> **Your goal**: Your task is to output the listing word for word, with pictures excluded.

> **Supplied data**:
--- START ---
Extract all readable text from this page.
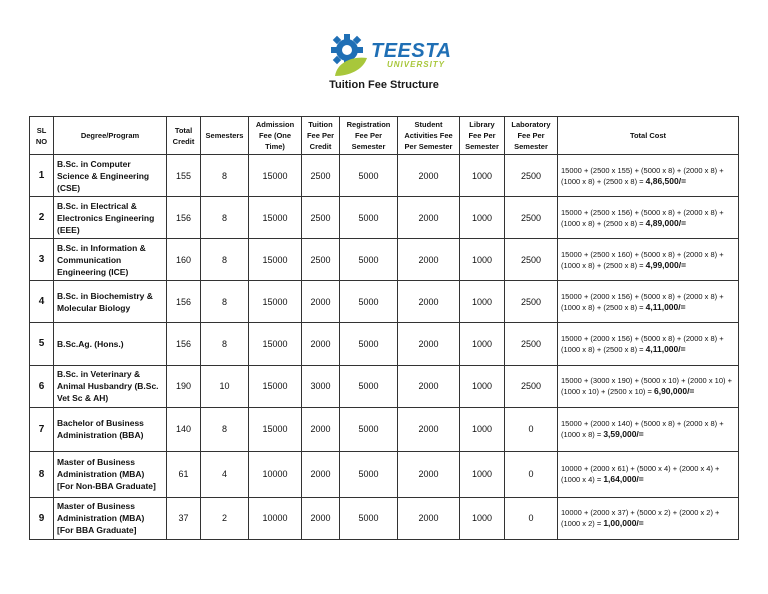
TEESTA
UNIVERSITY
Tuition Fee Structure
SL NO	Degree/Program	Total Credit	Semesters	Admission Fee (One Time)	Tuition Fee Per Credit	Registration Fee Per Semester	Student Activities Fee Per Semester	Library Fee Per Semester	Laboratory Fee Per Semester	Total Cost
1	B.Sc. in Computer Science & Engineering (CSE)	155	8	15000	2500	5000	2000	1000	2500	15000 + (2500 x 155) + (5000 x 8) + (2000 x 8) + (1000 x 8) + (2500 x 8) = 4,86,500/=
2	B.Sc. in Electrical & Electronics Engineering (EEE)	156	8	15000	2500	5000	2000	1000	2500	15000 + (2500 x 156) + (5000 x 8) + (2000 x 8) + (1000 x 8) + (2500 x 8) = 4,89,000/=
3	B.Sc. in Information & Communication Engineering (ICE)	160	8	15000	2500	5000	2000	1000	2500	15000 + (2500 x 160) + (5000 x 8) + (2000 x 8) + (1000 x 8) + (2500 x 8) = 4,99,000/=
4	B.Sc. in Biochemistry & Molecular Biology	156	8	15000	2000	5000	2000	1000	2500	15000 + (2000 x 156) + (5000 x 8) + (2000 x 8) + (1000 x 8) + (2500 x 8) = 4,11,000/=
5	B.Sc.Ag. (Hons.)	156	8	15000	2000	5000	2000	1000	2500	15000 + (2000 x 156) + (5000 x 8) + (2000 x 8) + (1000 x 8) + (2500 x 8) = 4,11,000/=
6	B.Sc. in Veterinary & Animal Husbandry (B.Sc. Vet Sc & AH)	190	10	15000	3000	5000	2000	1000	2500	15000 + (3000 x 190) + (5000 x 10) + (2000 x 10) + (1000 x 10) + (2500 x 10) = 6,90,000/=
7	Bachelor of Business Administration (BBA)	140	8	15000	2000	5000	2000	1000	0	15000 + (2000 x 140) + (5000 x 8) + (2000 x 8) + (1000 x 8) = 3,59,000/=
8	Master of Business Administration (MBA) [For Non-BBA Graduate]	61	4	10000	2000	5000	2000	1000	0	10000 + (2000 x 61) + (5000 x 4) + (2000 x 4) + (1000 x 4) = 1,64,000/=
9	Master of Business Administration (MBA) [For BBA Graduate]	37	2	10000	2000	5000	2000	1000	0	10000 + (2000 x 37) + (5000 x 2) + (2000 x 2) + (1000 x 2) = 1,00,000/=
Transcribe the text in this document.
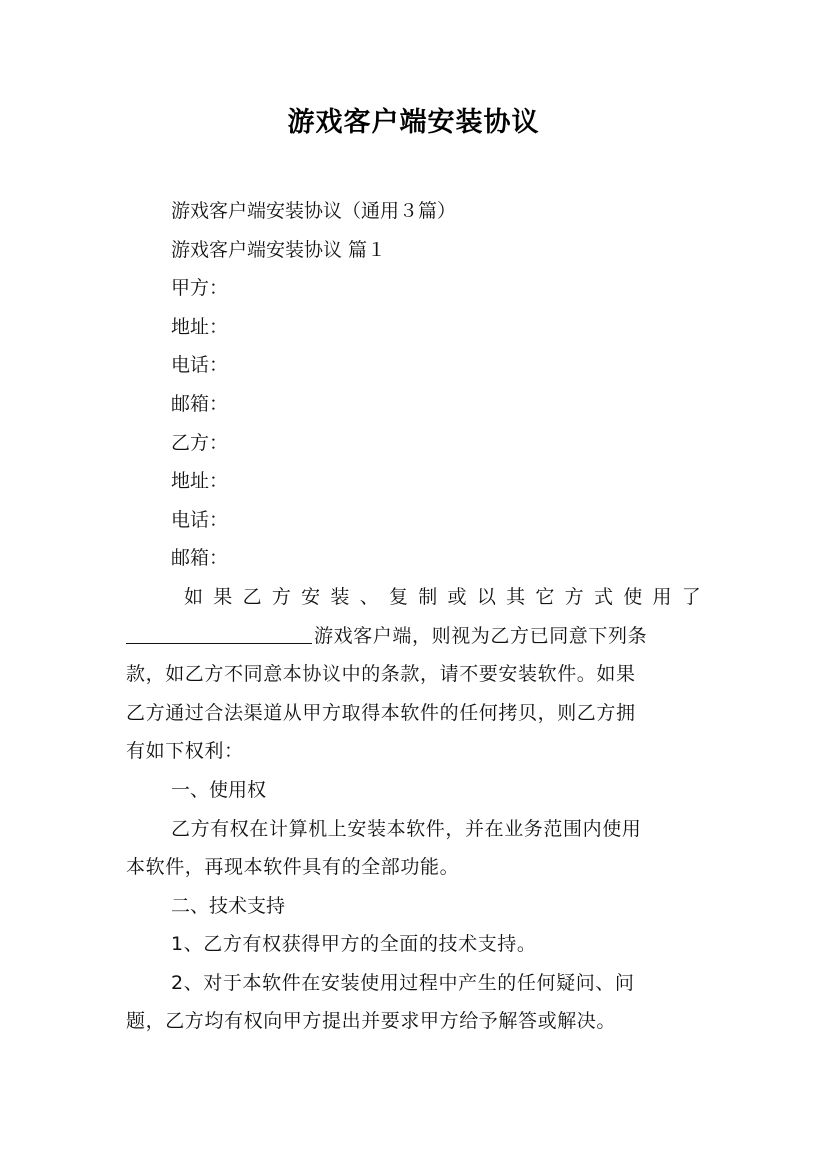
游戏客户端安装协议
游戏客户端安装协议（通用３篇）
游戏客户端安装协议 篇１
甲方：
地址：
电话：
邮箱：
乙方：
地址：
电话：
邮箱：
如 果 乙 方 安 装 、 复 制 或 以 其 它 方 式 使 用 了
游戏客户端，则视为乙方已同意下列条
款，如乙方不同意本协议中的条款，请不要安装软件。如果
乙方通过合法渠道从甲方取得本软件的任何拷贝，则乙方拥
有如下权利：
一、使用权
乙方有权在计算机上安装本软件，并在业务范围内使用
本软件，再现本软件具有的全部功能。
二、技术支持
1、乙方有权获得甲方的全面的技术支持。
2、对于本软件在安装使用过程中产生的任何疑问、问
题，乙方均有权向甲方提出并要求甲方给予解答或解决。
--- END ---
> **The solution**:
Extract all readable text from this page.
TEESTA
UNIVERSITY
Tuition Fee Structure
SL NO	Degree/Program	Total Credit	Semesters	Admission Fee (One Time)	Tuition Fee Per Credit	Registration Fee Per Semester	Student Activities Fee Per Semester	Library Fee Per Semester	Laboratory Fee Per Semester	Total Cost
1	B.Sc. in Computer Science & Engineering (CSE)	155	8	15000	2500	5000	2000	1000	2500	15000 + (2500 x 155) + (5000 x 8) + (2000 x 8) + (1000 x 8) + (2500 x 8) = 4,86,500/=
2	B.Sc. in Electrical & Electronics Engineering (EEE)	156	8	15000	2500	5000	2000	1000	2500	15000 + (2500 x 156) + (5000 x 8) + (2000 x 8) + (1000 x 8) + (2500 x 8) = 4,89,000/=
3	B.Sc. in Information & Communication Engineering (ICE)	160	8	15000	2500	5000	2000	1000	2500	15000 + (2500 x 160) + (5000 x 8) + (2000 x 8) + (1000 x 8) + (2500 x 8) = 4,99,000/=
4	B.Sc. in Biochemistry & Molecular Biology	156	8	15000	2000	5000	2000	1000	2500	15000 + (2000 x 156) + (5000 x 8) + (2000 x 8) + (1000 x 8) + (2500 x 8) = 4,11,000/=
5	B.Sc.Ag. (Hons.)	156	8	15000	2000	5000	2000	1000	2500	15000 + (2000 x 156) + (5000 x 8) + (2000 x 8) + (1000 x 8) + (2500 x 8) = 4,11,000/=
6	B.Sc. in Veterinary & Animal Husbandry (B.Sc. Vet Sc & AH)	190	10	15000	3000	5000	2000	1000	2500	15000 + (3000 x 190) + (5000 x 10) + (2000 x 10) + (1000 x 10) + (2500 x 10) = 6,90,000/=
7	Bachelor of Business Administration (BBA)	140	8	15000	2000	5000	2000	1000	0	15000 + (2000 x 140) + (5000 x 8) + (2000 x 8) + (1000 x 8) = 3,59,000/=
8	Master of Business Administration (MBA) [For Non-BBA Graduate]	61	4	10000	2000	5000	2000	1000	0	10000 + (2000 x 61) + (5000 x 4) + (2000 x 4) + (1000 x 4) = 1,64,000/=
9	Master of Business Administration (MBA) [For BBA Graduate]	37	2	10000	2000	5000	2000	1000	0	10000 + (2000 x 37) + (5000 x 2) + (2000 x 2) + (1000 x 2) = 1,00,000/=
Transcribe the text in this document.
游戏客户端安装协议
游戏客户端安装协议（通用３篇）
游戏客户端安装协议 篇１
甲方：
地址：
电话：
邮箱：
乙方：
地址：
电话：
邮箱：
如 果 乙 方 安 装 、 复 制 或 以 其 它 方 式 使 用 了
游戏客户端，则视为乙方已同意下列条
款，如乙方不同意本协议中的条款，请不要安装软件。如果
乙方通过合法渠道从甲方取得本软件的任何拷贝，则乙方拥
有如下权利：
一、使用权
乙方有权在计算机上安装本软件，并在业务范围内使用
本软件，再现本软件具有的全部功能。
二、技术支持
1、乙方有权获得甲方的全面的技术支持。
2、对于本软件在安装使用过程中产生的任何疑问、问
题，乙方均有权向甲方提出并要求甲方给予解答或解决。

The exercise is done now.